Task
Below are some records; reproduce every one of them exactly.

────

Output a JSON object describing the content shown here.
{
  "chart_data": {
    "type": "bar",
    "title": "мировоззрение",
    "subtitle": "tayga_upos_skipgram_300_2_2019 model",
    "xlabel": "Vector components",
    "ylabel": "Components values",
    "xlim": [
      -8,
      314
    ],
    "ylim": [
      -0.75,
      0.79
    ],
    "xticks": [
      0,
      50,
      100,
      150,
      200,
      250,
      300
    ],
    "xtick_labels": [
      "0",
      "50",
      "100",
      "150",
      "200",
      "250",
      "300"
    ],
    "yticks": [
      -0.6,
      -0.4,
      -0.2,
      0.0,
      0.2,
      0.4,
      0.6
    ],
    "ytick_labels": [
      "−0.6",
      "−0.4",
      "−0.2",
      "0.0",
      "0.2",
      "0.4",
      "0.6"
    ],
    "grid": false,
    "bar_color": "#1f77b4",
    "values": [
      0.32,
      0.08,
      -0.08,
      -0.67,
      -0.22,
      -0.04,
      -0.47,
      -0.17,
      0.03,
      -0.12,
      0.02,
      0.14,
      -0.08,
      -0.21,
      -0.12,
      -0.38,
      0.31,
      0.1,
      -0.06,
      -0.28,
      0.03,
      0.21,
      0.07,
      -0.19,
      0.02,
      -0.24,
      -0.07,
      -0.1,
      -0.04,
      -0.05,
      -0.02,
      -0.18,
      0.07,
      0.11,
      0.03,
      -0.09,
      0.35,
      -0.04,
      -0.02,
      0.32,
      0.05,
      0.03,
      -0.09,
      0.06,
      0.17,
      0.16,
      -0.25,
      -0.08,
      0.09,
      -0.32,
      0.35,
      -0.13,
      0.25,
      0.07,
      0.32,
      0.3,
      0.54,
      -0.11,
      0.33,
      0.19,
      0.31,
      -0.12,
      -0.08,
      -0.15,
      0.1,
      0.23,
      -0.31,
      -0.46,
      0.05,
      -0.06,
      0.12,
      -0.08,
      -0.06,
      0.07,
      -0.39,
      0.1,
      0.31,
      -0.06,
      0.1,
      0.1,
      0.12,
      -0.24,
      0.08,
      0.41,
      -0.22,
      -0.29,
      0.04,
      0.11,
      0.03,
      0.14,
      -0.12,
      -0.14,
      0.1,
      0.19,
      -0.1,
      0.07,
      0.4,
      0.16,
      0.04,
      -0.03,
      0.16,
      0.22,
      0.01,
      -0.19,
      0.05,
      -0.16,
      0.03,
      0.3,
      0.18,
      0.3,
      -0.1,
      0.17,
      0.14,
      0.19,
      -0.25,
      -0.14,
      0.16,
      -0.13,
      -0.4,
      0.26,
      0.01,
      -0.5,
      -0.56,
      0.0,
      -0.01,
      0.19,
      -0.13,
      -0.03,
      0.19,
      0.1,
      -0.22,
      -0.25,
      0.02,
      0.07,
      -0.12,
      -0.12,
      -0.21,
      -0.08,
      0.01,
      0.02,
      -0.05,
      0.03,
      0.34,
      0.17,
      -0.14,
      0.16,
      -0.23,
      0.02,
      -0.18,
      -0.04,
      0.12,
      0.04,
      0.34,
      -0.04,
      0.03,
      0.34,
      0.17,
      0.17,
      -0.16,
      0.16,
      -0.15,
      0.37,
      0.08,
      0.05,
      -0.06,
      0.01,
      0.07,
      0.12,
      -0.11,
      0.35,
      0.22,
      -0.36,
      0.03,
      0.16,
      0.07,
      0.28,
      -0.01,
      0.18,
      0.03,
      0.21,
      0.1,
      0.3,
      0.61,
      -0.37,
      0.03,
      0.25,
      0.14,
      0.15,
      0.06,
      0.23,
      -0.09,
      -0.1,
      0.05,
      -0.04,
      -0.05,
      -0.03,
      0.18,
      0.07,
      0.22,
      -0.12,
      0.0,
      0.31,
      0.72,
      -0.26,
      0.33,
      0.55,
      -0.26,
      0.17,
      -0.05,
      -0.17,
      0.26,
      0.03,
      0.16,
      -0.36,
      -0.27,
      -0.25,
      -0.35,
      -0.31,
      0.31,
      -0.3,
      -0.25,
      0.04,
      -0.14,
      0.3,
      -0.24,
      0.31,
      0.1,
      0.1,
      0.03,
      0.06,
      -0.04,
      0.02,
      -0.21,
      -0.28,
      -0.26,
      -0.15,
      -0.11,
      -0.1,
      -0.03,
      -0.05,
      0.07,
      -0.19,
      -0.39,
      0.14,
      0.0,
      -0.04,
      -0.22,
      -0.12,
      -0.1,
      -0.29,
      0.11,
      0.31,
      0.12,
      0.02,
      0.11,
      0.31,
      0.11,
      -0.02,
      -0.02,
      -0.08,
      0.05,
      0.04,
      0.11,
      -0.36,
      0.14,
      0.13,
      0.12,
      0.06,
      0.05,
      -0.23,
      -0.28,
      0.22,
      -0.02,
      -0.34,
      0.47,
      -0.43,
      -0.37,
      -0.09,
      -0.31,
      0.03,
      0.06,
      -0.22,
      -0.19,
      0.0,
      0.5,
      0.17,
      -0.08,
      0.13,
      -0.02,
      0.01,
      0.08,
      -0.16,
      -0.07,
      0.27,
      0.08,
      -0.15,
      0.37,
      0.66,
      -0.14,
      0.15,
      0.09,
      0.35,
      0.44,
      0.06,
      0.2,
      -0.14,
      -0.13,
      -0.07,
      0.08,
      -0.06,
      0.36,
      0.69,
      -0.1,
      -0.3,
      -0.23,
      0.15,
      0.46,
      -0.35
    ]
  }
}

────

Written answer
Output a JSON object describing the content shown here.
{
  "chart_data": {
    "type": "bar",
    "title": "мировоззрение",
    "subtitle": "tayga_upos_skipgram_300_2_2019 model",
    "xlabel": "Vector components",
    "ylabel": "Components values",
    "xlim": [
      -8,
      314
    ],
    "ylim": [
      -0.75,
      0.79
    ],
    "xticks": [
      0,
      50,
      100,
      150,
      200,
      250,
      300
    ],
    "xtick_labels": [
      "0",
      "50",
      "100",
      "150",
      "200",
      "250",
      "300"
    ],
    "yticks": [
      -0.6,
      -0.4,
      -0.2,
      0.0,
      0.2,
      0.4,
      0.6
    ],
    "ytick_labels": [
      "−0.6",
      "−0.4",
      "−0.2",
      "0.0",
      "0.2",
      "0.4",
      "0.6"
    ],
    "grid": false,
    "bar_color": "#1f77b4",
    "values": [
      0.32,
      0.08,
      -0.08,
      -0.67,
      -0.22,
      -0.04,
      -0.47,
      -0.17,
      0.03,
      -0.12,
      0.02,
      0.14,
      -0.08,
      -0.21,
      -0.12,
      -0.38,
      0.31,
      0.1,
      -0.06,
      -0.28,
      0.03,
      0.21,
      0.07,
      -0.19,
      0.02,
      -0.24,
      -0.07,
      -0.1,
      -0.04,
      -0.05,
      -0.02,
      -0.18,
      0.07,
      0.11,
      0.03,
      -0.09,
      0.35,
      -0.04,
      -0.02,
      0.32,
      0.05,
      0.03,
      -0.09,
      0.06,
      0.17,
      0.16,
      -0.25,
      -0.08,
      0.09,
      -0.32,
      0.35,
      -0.13,
      0.25,
      0.07,
      0.32,
      0.3,
      0.54,
      -0.11,
      0.33,
      0.19,
      0.31,
      -0.12,
      -0.08,
      -0.15,
      0.1,
      0.23,
      -0.31,
      -0.46,
      0.05,
      -0.06,
      0.12,
      -0.08,
      -0.06,
      0.07,
      -0.39,
      0.1,
      0.31,
      -0.06,
      0.1,
      0.1,
      0.12,
      -0.24,
      0.08,
      0.41,
      -0.22,
      -0.29,
      0.04,
      0.11,
      0.03,
      0.14,
      -0.12,
      -0.14,
      0.1,
      0.19,
      -0.1,
      0.07,
      0.4,
      0.16,
      0.04,
      -0.03,
      0.16,
      0.22,
      0.01,
      -0.19,
      0.05,
      -0.16,
      0.03,
      0.3,
      0.18,
      0.3,
      -0.1,
      0.17,
      0.14,
      0.19,
      -0.25,
      -0.14,
      0.16,
      -0.13,
      -0.4,
      0.26,
      0.01,
      -0.5,
      -0.56,
      0.0,
      -0.01,
      0.19,
      -0.13,
      -0.03,
      0.19,
      0.1,
      -0.22,
      -0.25,
      0.02,
      0.07,
      -0.12,
      -0.12,
      -0.21,
      -0.08,
      0.01,
      0.02,
      -0.05,
      0.03,
      0.34,
      0.17,
      -0.14,
      0.16,
      -0.23,
      0.02,
      -0.18,
      -0.04,
      0.12,
      0.04,
      0.34,
      -0.04,
      0.03,
      0.34,
      0.17,
      0.17,
      -0.16,
      0.16,
      -0.15,
      0.37,
      0.08,
      0.05,
      -0.06,
      0.01,
      0.07,
      0.12,
      -0.11,
      0.35,
      0.22,
      -0.36,
      0.03,
      0.16,
      0.07,
      0.28,
      -0.01,
      0.18,
      0.03,
      0.21,
      0.1,
      0.3,
      0.61,
      -0.37,
      0.03,
      0.25,
      0.14,
      0.15,
      0.06,
      0.23,
      -0.09,
      -0.1,
      0.05,
      -0.04,
      -0.05,
      -0.03,
      0.18,
      0.07,
      0.22,
      -0.12,
      0.0,
      0.31,
      0.72,
      -0.26,
      0.33,
      0.55,
      -0.26,
      0.17,
      -0.05,
      -0.17,
      0.26,
      0.03,
      0.16,
      -0.36,
      -0.27,
      -0.25,
      -0.35,
      -0.31,
      0.31,
      -0.3,
      -0.25,
      0.04,
      -0.14,
      0.3,
      -0.24,
      0.31,
      0.1,
      0.1,
      0.03,
      0.06,
      -0.04,
      0.02,
      -0.21,
      -0.28,
      -0.26,
      -0.15,
      -0.11,
      -0.1,
      -0.03,
      -0.05,
      0.07,
      -0.19,
      -0.39,
      0.14,
      0.0,
      -0.04,
      -0.22,
      -0.12,
      -0.1,
      -0.29,
      0.11,
      0.31,
      0.12,
      0.02,
      0.11,
      0.31,
      0.11,
      -0.02,
      -0.02,
      -0.08,
      0.05,
      0.04,
      0.11,
      -0.36,
      0.14,
      0.13,
      0.12,
      0.06,
      0.05,
      -0.23,
      -0.28,
      0.22,
      -0.02,
      -0.34,
      0.47,
      -0.43,
      -0.37,
      -0.09,
      -0.31,
      0.03,
      0.06,
      -0.22,
      -0.19,
      0.0,
      0.5,
      0.17,
      -0.08,
      0.13,
      -0.02,
      0.01,
      0.08,
      -0.16,
      -0.07,
      0.27,
      0.08,
      -0.15,
      0.37,
      0.66,
      -0.14,
      0.15,
      0.09,
      0.35,
      0.44,
      0.06,
      0.2,
      -0.14,
      -0.13,
      -0.07,
      0.08,
      -0.06,
      0.36,
      0.69,
      -0.1,
      -0.3,
      -0.23,
      0.15,
      0.46,
      -0.35
    ]
  }
}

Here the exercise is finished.